++++ TEXTO PARA LEITURA

Anomalia da temperatura dos oceanos em novembro de 2007, sob influência de um La Niña. |
Outono e
agricultura são influenciados pelo fenômeno La Niña
Estação começa
hoje no Hemisfério Sul
Publicado em
20/03/2021 - 13:40 Por Pedro Peduzzi - Repórter da Agência Brasil - Brasília
Começa hoje
(20) o Outono no Hemisfério Sul. Este ano, com um tom diferenciado, uma vez
que, no Brasil, a estação sofre influências diretas do fenômeno La Niña. E, com
ela, a produção agrícola brasileira.
O fenômeno La
Niña é um evento climático que ocorre quando as águas do Oceano Pacífico
esfriam, desencadeando em uma sucessão de efeitos climáticos nas cinco regiões
brasileiras. “É um evento climático natural oceânico-atmosférico caracterizado
pelo resfriamento anormal nas águas superficiais do Oceano Pacífico Tropical.

++++++++
++++ DADOS FORNECIDOS

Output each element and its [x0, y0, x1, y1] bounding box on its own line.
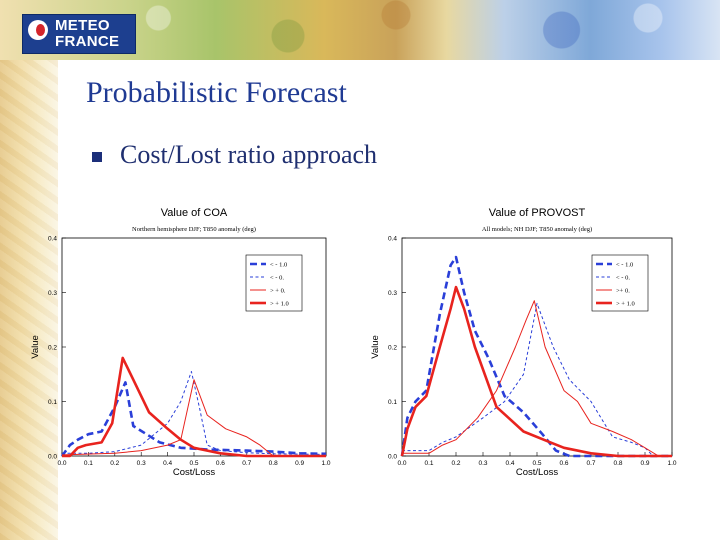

++++++++

## TAREFAS OBRIGATÓRIAS
1) Copie do texto sobre o La Niña, sem mudar nada, o trecho que começa em "Anomalia da temperatura" e vai até "produção agrícola brasileira.".
2) Liste todos os nomes de lugares geográficos que aparecem no texto sobre o La Niña.
3) Diga se cada frase bate com o texto sobre o La Niña, com sim ou não e as palavras do texto que decidem: (a) O texto foi publicado em 20/03/2021. (b) O La Niña ocorre quando as águas do Oceano Pacífico esquentam. (c) Quem assina o texto é repórter da Agência Brasil.

## RESPOSTAS POR TAREFA
1)
Anomalia da temperatura dos oceanos em novembro de 2007, sob influência de um La Niña. |
Outono e
agricultura são influenciados pelo fenômeno La Niña
Estação começa
hoje no Hemisfério Sul
Publicado em
20/03/2021 - 13:40 Por Pedro Peduzzi - Repórter da Agência Brasil - Brasília
Começa hoje
(20) o Outono no Hemisfério Sul. Este ano, com um tom diferenciado, uma vez
que, no Brasil, a estação sofre influências diretas do fenômeno La Niña. E, com
ela, a produção agrícola brasileira.

2) Hemisfério Sul, Brasil, Oceano Pacífico, Oceano Pacífico Tropical, Brasília

3)
(a) Sim: "Publicado em 20/03/2021 - 13:40"
(b) Não: "ocorre quando as águas do Oceano Pacífico esfriam"
(c) Sim: "Por Pedro Peduzzi - Repórter da Agência Brasil"